■ Your objective ■
Every line of the material is to be repeated exactly as it stands.

■ Record excerpts ■

== == ==

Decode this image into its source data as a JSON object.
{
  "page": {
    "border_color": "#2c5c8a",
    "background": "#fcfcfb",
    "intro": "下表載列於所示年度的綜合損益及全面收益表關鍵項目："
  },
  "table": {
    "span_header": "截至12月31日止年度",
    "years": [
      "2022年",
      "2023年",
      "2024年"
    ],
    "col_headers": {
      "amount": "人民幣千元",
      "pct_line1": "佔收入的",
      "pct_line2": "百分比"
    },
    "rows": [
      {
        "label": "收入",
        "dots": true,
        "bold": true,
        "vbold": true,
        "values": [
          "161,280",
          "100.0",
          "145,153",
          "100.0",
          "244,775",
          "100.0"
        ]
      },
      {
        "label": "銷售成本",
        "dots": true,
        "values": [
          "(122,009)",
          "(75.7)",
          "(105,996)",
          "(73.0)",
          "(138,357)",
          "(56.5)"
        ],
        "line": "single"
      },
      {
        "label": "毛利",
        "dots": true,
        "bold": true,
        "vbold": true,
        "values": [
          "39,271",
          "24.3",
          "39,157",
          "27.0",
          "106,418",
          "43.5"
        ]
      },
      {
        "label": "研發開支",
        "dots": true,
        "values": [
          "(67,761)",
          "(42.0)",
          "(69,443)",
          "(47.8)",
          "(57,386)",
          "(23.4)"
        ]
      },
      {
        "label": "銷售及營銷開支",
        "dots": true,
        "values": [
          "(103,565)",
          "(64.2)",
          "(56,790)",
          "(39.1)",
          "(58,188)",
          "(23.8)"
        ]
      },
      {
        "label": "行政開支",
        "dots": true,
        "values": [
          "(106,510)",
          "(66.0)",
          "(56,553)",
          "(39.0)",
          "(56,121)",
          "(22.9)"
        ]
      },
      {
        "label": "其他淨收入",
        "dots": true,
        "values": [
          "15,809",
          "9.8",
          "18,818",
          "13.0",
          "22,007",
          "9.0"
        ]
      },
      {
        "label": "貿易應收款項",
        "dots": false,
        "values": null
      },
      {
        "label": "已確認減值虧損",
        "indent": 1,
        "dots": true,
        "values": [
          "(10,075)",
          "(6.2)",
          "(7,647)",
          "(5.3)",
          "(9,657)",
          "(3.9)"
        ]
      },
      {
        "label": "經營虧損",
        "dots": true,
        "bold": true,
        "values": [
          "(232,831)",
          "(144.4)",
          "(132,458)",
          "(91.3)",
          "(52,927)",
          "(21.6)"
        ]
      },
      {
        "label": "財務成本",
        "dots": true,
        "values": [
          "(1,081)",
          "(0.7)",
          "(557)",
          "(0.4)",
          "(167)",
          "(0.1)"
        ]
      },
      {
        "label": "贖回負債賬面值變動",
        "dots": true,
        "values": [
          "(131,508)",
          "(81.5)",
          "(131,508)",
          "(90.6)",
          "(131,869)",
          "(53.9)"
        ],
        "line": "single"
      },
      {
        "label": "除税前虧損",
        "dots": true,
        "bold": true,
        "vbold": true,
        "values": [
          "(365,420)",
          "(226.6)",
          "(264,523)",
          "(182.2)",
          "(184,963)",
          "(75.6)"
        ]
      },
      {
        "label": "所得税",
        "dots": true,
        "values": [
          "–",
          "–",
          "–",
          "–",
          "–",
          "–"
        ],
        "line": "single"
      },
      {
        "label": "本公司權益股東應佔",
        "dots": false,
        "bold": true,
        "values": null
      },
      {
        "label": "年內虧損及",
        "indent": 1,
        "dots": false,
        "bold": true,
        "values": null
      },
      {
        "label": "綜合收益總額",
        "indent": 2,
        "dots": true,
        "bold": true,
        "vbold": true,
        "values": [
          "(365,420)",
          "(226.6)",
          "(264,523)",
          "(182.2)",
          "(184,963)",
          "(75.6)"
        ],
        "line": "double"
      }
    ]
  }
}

== == ==

■ Solution below ■
Decode this image into its source data as a JSON object.
{
  "page": {
    "border_color": "#2c5c8a",
    "background": "#fcfcfb",
    "intro": "下表載列於所示年度的綜合損益及全面收益表關鍵項目："
  },
  "table": {
    "span_header": "截至12月31日止年度",
    "years": [
      "2022年",
      "2023年",
      "2024年"
    ],
    "col_headers": {
      "amount": "人民幣千元",
      "pct_line1": "佔收入的",
      "pct_line2": "百分比"
    },
    "rows": [
      {
        "label": "收入",
        "dots": true,
        "bold": true,
        "vbold": true,
        "values": [
          "161,280",
          "100.0",
          "145,153",
          "100.0",
          "244,775",
          "100.0"
        ]
      },
      {
        "label": "銷售成本",
        "dots": true,
        "values": [
          "(122,009)",
          "(75.7)",
          "(105,996)",
          "(73.0)",
          "(138,357)",
          "(56.5)"
        ],
        "line": "single"
      },
      {
        "label": "毛利",
        "dots": true,
        "bold": true,
        "vbold": true,
        "values": [
          "39,271",
          "24.3",
          "39,157",
          "27.0",
          "106,418",
          "43.5"
        ]
      },
      {
        "label": "研發開支",
        "dots": true,
        "values": [
          "(67,761)",
          "(42.0)",
          "(69,443)",
          "(47.8)",
          "(57,386)",
          "(23.4)"
        ]
      },
      {
        "label": "銷售及營銷開支",
        "dots": true,
        "values": [
          "(103,565)",
          "(64.2)",
          "(56,790)",
          "(39.1)",
          "(58,188)",
          "(23.8)"
        ]
      },
      {
        "label": "行政開支",
        "dots": true,
        "values": [
          "(106,510)",
          "(66.0)",
          "(56,553)",
          "(39.0)",
          "(56,121)",
          "(22.9)"
        ]
      },
      {
        "label": "其他淨收入",
        "dots": true,
        "values": [
          "15,809",
          "9.8",
          "18,818",
          "13.0",
          "22,007",
          "9.0"
        ]
      },
      {
        "label": "貿易應收款項",
        "dots": false,
        "values": null
      },
      {
        "label": "已確認減值虧損",
        "indent": 1,
        "dots": true,
        "values": [
          "(10,075)",
          "(6.2)",
          "(7,647)",
          "(5.3)",
          "(9,657)",
          "(3.9)"
        ]
      },
      {
        "label": "經營虧損",
        "dots": true,
        "bold": true,
        "values": [
          "(232,831)",
          "(144.4)",
          "(132,458)",
          "(91.3)",
          "(52,927)",
          "(21.6)"
        ]
      },
      {
        "label": "財務成本",
        "dots": true,
        "values": [
          "(1,081)",
          "(0.7)",
          "(557)",
          "(0.4)",
          "(167)",
          "(0.1)"
        ]
      },
      {
        "label": "贖回負債賬面值變動",
        "dots": true,
        "values": [
          "(131,508)",
          "(81.5)",
          "(131,508)",
          "(90.6)",
          "(131,869)",
          "(53.9)"
        ],
        "line": "single"
      },
      {
        "label": "除税前虧損",
        "dots": true,
        "bold": true,
        "vbold": true,
        "values": [
          "(365,420)",
          "(226.6)",
          "(264,523)",
          "(182.2)",
          "(184,963)",
          "(75.6)"
        ]
      },
      {
        "label": "所得税",
        "dots": true,
        "values": [
          "–",
          "–",
          "–",
          "–",
          "–",
          "–"
        ],
        "line": "single"
      },
      {
        "label": "本公司權益股東應佔",
        "dots": false,
        "bold": true,
        "values": null
      },
      {
        "label": "年內虧損及",
        "indent": 1,
        "dots": false,
        "bold": true,
        "values": null
      },
      {
        "label": "綜合收益總額",
        "indent": 2,
        "dots": true,
        "bold": true,
        "vbold": true,
        "values": [
          "(365,420)",
          "(226.6)",
          "(264,523)",
          "(182.2)",
          "(184,963)",
          "(75.6)"
        ],
        "line": "double"
      }
    ]
  }
}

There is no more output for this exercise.